[begin Records for the exercise]

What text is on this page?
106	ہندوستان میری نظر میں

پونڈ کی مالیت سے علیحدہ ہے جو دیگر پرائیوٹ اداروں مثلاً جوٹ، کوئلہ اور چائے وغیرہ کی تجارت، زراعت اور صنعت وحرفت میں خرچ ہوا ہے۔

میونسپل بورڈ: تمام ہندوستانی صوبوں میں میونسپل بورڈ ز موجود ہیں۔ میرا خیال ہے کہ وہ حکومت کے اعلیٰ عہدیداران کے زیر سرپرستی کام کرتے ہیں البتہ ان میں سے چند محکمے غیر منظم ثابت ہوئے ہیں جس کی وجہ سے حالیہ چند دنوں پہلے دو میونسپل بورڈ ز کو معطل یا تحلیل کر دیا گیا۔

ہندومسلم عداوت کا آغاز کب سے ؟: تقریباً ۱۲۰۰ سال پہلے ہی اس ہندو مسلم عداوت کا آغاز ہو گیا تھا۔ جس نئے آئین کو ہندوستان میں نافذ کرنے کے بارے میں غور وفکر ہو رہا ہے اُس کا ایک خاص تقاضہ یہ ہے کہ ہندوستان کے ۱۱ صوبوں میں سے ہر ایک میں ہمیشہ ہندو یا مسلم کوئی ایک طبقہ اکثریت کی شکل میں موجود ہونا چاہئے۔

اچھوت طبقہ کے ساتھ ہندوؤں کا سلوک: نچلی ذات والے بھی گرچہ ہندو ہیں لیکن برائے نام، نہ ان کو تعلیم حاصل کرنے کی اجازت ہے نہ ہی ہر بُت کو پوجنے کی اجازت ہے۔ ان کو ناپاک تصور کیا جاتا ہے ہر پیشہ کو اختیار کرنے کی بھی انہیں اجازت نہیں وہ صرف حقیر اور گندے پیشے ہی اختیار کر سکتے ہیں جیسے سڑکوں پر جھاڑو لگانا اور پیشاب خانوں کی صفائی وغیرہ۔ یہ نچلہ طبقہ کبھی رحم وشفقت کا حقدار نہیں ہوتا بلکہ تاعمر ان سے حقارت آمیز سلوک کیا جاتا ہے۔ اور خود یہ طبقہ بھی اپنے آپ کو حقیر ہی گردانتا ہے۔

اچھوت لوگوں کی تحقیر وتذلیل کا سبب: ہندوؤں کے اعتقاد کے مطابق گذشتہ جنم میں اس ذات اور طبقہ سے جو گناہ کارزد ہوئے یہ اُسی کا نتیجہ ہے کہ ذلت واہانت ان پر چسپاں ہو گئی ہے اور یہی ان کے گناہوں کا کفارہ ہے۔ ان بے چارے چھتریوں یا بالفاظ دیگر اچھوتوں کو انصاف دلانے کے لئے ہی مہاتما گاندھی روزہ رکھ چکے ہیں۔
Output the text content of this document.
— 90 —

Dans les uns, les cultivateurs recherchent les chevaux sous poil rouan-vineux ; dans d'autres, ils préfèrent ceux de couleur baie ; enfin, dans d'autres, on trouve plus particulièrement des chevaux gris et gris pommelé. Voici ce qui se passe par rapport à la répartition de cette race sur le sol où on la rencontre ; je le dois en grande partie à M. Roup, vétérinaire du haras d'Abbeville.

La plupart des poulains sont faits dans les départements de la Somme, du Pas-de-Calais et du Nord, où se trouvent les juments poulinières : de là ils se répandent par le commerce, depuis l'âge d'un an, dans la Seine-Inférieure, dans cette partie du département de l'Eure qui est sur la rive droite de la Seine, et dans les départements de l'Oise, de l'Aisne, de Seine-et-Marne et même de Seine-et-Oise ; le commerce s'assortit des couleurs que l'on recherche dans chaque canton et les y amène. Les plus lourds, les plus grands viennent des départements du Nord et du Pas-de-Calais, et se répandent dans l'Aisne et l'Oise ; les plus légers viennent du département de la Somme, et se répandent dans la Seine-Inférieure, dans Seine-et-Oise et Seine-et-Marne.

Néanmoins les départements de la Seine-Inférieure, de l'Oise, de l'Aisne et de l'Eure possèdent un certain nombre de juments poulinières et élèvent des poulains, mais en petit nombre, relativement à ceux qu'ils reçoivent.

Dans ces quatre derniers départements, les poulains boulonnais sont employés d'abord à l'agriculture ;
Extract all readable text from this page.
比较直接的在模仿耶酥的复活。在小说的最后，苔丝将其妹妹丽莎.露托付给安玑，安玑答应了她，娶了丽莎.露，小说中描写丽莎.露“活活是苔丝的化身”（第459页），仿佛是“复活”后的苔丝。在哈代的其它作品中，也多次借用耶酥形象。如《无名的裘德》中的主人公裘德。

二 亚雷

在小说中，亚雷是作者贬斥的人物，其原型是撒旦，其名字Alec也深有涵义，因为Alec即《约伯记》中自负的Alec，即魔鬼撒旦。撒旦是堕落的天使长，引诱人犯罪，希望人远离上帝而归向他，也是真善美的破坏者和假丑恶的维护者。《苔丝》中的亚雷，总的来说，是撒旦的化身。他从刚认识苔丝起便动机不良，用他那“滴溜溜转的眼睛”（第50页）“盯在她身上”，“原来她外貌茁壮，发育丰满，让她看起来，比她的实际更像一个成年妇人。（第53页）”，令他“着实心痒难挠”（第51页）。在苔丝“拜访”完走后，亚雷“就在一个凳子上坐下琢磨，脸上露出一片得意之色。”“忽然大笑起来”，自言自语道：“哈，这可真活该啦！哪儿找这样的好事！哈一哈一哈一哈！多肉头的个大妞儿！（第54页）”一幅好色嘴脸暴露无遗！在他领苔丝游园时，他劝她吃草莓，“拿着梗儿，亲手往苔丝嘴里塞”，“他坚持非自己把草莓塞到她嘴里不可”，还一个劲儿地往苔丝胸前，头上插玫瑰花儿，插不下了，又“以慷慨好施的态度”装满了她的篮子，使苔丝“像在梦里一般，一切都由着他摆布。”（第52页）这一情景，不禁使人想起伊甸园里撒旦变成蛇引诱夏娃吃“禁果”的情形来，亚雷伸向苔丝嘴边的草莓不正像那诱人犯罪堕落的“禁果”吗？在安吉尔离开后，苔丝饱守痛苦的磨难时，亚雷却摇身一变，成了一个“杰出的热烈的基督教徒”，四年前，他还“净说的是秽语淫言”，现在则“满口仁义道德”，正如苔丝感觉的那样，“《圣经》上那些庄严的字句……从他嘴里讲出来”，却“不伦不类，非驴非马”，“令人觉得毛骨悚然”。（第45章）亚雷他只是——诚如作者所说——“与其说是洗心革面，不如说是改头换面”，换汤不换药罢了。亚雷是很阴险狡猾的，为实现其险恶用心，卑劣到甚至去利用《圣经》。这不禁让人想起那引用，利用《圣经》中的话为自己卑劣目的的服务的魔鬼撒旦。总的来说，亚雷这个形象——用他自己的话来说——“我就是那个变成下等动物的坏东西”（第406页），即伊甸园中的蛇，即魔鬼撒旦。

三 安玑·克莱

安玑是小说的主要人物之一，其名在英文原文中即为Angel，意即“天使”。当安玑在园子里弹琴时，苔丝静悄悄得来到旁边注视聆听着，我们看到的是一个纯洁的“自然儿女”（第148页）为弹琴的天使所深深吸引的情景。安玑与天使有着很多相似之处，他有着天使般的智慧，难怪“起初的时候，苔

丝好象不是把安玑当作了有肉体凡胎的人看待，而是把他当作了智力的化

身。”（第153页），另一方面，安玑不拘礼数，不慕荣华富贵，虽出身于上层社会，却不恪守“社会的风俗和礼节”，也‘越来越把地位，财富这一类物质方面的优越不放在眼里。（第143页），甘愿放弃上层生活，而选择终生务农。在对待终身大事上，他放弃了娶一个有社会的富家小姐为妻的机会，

[end Records for the exercise]

▶ Goal of the exercise
Looking at the data above, how many lines hold the word "صوبوں"? Respond with the number alone.

▶ Final answer
2